Extracted information:
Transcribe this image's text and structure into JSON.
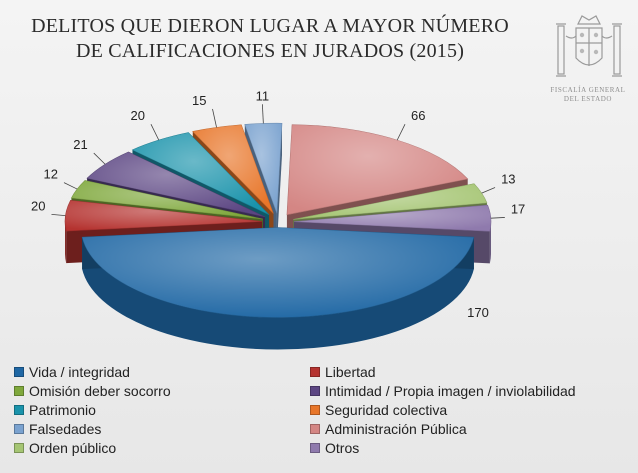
{
  "title": {
    "line1": "DELITOS QUE DIERON LUGAR A MAYOR NÚMERO",
    "line2": "DE CALIFICACIONES EN JURADOS (2015)"
  },
  "logo": {
    "line1": "FISCALÍA GENERAL",
    "line2": "DEL ESTADO"
  },
  "colors": {
    "Vida / integridad": "#1f67a4",
    "Libertad": "#b53330",
    "Omisión deber socorro": "#7fa83c",
    "Intimidad / Propia imagen / inviolabilidad": "#5c4683",
    "Patrimonio": "#1a93ab",
    "Seguridad colectiva": "#e8762a",
    "Falsedades": "#7aa2cf",
    "Administración Pública": "#d48684",
    "Orden público": "#a5c573",
    "Otros": "#8f7aad"
  },
  "chart_data": {
    "type": "pie",
    "style": "3d-exploded",
    "categories": [
      "Vida / integridad",
      "Libertad",
      "Omisión deber socorro",
      "Intimidad / Propia imagen / inviolabilidad",
      "Patrimonio",
      "Seguridad colectiva",
      "Falsedades",
      "Administración Pública",
      "Orden público",
      "Otros"
    ],
    "values": [
      170,
      20,
      12,
      21,
      20,
      15,
      11,
      66,
      13,
      17
    ],
    "legend_position": "bottom"
  }
}
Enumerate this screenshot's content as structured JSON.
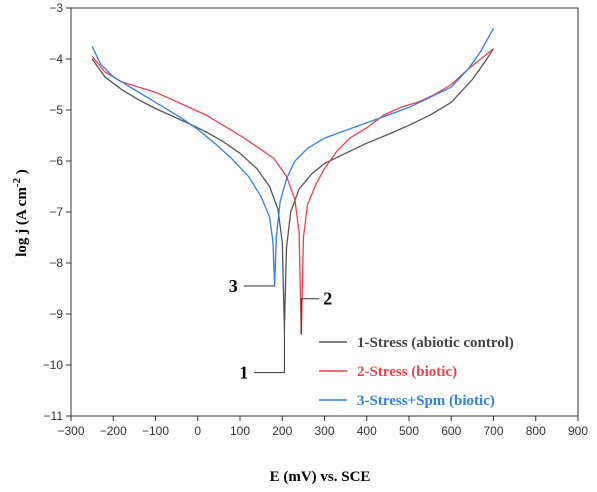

Task:
Copy each line of the listing that contains the string "Pública".

Solution below:
    "Administración Pública": "#d48684",
      "Administración Pública",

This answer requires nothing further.